Problem description: Images are excluded; otherwise, output every record exactly.

Input:
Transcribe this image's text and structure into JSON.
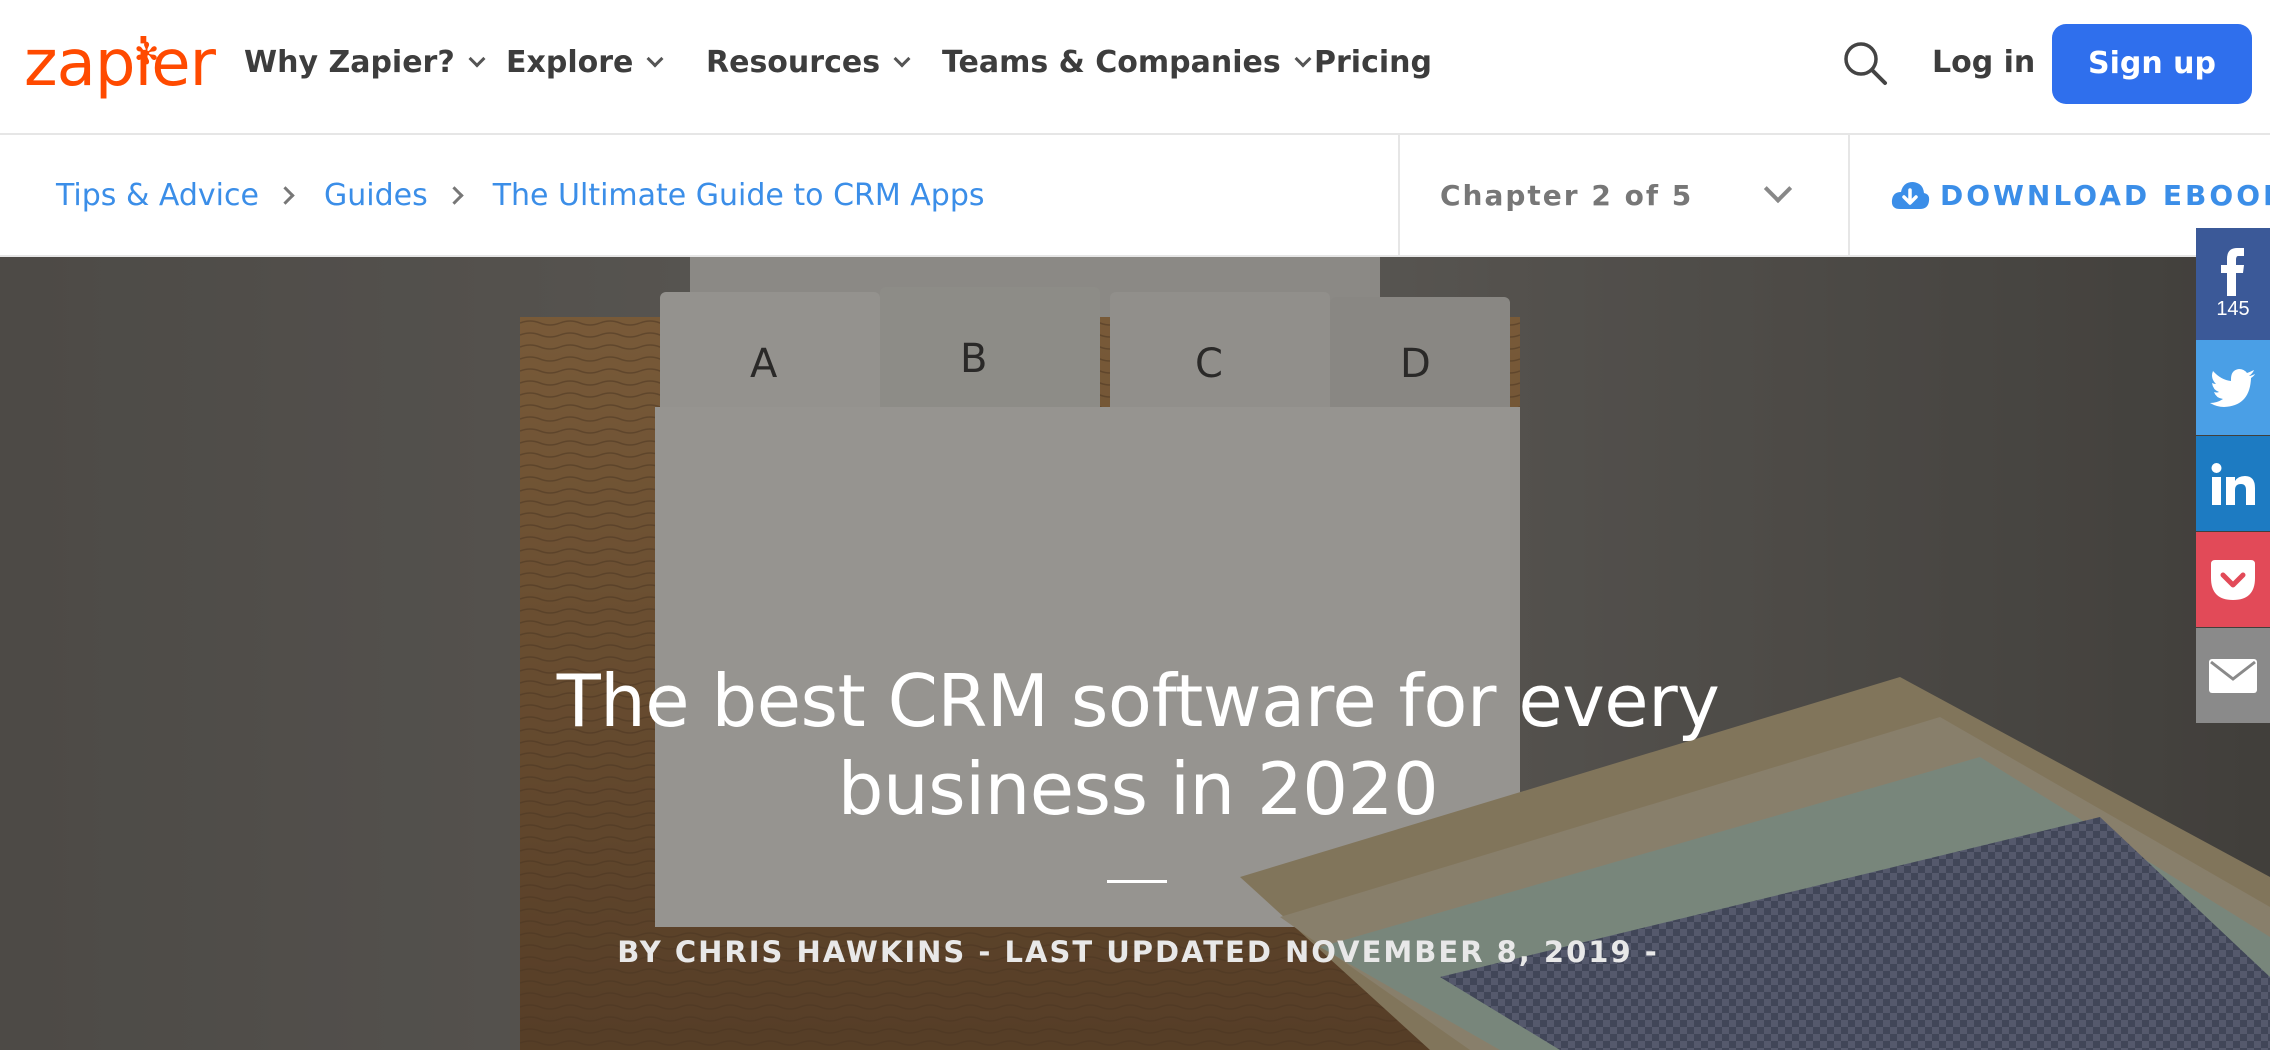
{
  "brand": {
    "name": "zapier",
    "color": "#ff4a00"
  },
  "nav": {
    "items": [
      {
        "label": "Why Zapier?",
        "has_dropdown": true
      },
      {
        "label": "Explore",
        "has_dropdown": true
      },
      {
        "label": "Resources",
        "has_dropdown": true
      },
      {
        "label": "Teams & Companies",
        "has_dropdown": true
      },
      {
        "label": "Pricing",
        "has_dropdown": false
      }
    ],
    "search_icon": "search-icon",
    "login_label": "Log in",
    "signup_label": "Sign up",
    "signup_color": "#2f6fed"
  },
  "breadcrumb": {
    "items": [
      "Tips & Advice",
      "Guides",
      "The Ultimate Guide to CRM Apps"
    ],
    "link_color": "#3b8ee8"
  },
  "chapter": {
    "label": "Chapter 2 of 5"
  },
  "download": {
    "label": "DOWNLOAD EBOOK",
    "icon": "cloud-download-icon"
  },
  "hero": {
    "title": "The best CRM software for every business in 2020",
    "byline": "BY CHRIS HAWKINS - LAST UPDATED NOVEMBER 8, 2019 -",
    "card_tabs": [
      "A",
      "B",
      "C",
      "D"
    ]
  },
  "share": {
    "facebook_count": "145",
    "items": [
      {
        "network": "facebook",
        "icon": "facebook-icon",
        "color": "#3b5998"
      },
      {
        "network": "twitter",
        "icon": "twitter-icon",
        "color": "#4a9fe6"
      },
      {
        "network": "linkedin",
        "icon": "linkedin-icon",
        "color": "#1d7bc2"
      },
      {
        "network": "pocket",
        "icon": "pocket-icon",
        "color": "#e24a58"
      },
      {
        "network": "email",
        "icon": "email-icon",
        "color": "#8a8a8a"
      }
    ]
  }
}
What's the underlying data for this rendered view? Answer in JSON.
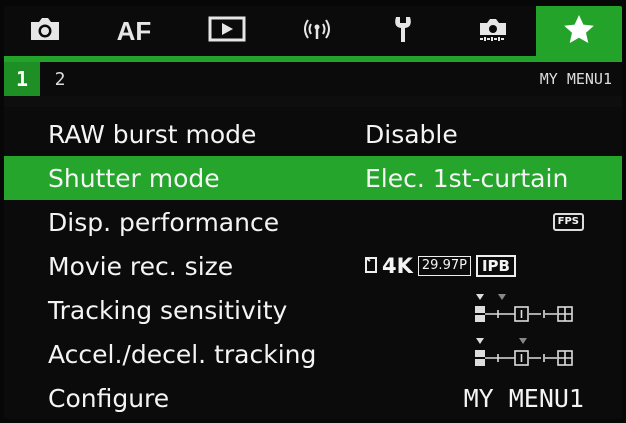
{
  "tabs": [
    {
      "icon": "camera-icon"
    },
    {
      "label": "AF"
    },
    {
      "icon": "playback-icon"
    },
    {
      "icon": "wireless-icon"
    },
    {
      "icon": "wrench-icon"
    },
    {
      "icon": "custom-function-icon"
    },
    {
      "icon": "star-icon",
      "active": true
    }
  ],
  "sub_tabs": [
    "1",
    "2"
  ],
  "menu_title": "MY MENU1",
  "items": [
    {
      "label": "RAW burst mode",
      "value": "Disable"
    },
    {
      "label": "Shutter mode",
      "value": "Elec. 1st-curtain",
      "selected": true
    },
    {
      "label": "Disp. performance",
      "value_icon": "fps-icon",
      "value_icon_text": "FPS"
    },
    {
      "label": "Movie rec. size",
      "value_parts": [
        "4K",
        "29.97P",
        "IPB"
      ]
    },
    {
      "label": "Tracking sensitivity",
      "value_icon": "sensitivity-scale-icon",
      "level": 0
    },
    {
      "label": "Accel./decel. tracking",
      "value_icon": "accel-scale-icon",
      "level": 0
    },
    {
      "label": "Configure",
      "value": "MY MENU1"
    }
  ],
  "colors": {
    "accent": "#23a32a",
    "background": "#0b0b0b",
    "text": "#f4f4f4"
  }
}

Correct result:
Transcribe this image's text and structure into JSON.
{
  "brand": {
    "name": "zapier",
    "color": "#ff4a00"
  },
  "nav": {
    "items": [
      {
        "label": "Why Zapier?",
        "has_dropdown": true
      },
      {
        "label": "Explore",
        "has_dropdown": true
      },
      {
        "label": "Resources",
        "has_dropdown": true
      },
      {
        "label": "Teams & Companies",
        "has_dropdown": true
      },
      {
        "label": "Pricing",
        "has_dropdown": false
      }
    ],
    "search_icon": "search-icon",
    "login_label": "Log in",
    "signup_label": "Sign up",
    "signup_color": "#2f6fed"
  },
  "breadcrumb": {
    "items": [
      "Tips & Advice",
      "Guides",
      "The Ultimate Guide to CRM Apps"
    ],
    "link_color": "#3b8ee8"
  },
  "chapter": {
    "label": "Chapter 2 of 5"
  },
  "download": {
    "label": "DOWNLOAD EBOOK",
    "icon": "cloud-download-icon"
  },
  "hero": {
    "title": "The best CRM software for every business in 2020",
    "byline": "BY CHRIS HAWKINS - LAST UPDATED NOVEMBER 8, 2019 -",
    "card_tabs": [
      "A",
      "B",
      "C",
      "D"
    ]
  },
  "share": {
    "facebook_count": "145",
    "items": [
      {
        "network": "facebook",
        "icon": "facebook-icon",
        "color": "#3b5998"
      },
      {
        "network": "twitter",
        "icon": "twitter-icon",
        "color": "#4a9fe6"
      },
      {
        "network": "linkedin",
        "icon": "linkedin-icon",
        "color": "#1d7bc2"
      },
      {
        "network": "pocket",
        "icon": "pocket-icon",
        "color": "#e24a58"
      },
      {
        "network": "email",
        "icon": "email-icon",
        "color": "#8a8a8a"
      }
    ]
  }
}
What's the underlying data for this rendered view? Answer in JSON.
{
  "tabs": [
    {
      "icon": "camera-icon"
    },
    {
      "label": "AF"
    },
    {
      "icon": "playback-icon"
    },
    {
      "icon": "wireless-icon"
    },
    {
      "icon": "wrench-icon"
    },
    {
      "icon": "custom-function-icon"
    },
    {
      "icon": "star-icon",
      "active": true
    }
  ],
  "sub_tabs": [
    "1",
    "2"
  ],
  "menu_title": "MY MENU1",
  "items": [
    {
      "label": "RAW burst mode",
      "value": "Disable"
    },
    {
      "label": "Shutter mode",
      "value": "Elec. 1st-curtain",
      "selected": true
    },
    {
      "label": "Disp. performance",
      "value_icon": "fps-icon",
      "value_icon_text": "FPS"
    },
    {
      "label": "Movie rec. size",
      "value_parts": [
        "4K",
        "29.97P",
        "IPB"
      ]
    },
    {
      "label": "Tracking sensitivity",
      "value_icon": "sensitivity-scale-icon",
      "level": 0
    },
    {
      "label": "Accel./decel. tracking",
      "value_icon": "accel-scale-icon",
      "level": 0
    },
    {
      "label": "Configure",
      "value": "MY MENU1"
    }
  ],
  "colors": {
    "accent": "#23a32a",
    "background": "#0b0b0b",
    "text": "#f4f4f4"
  }
}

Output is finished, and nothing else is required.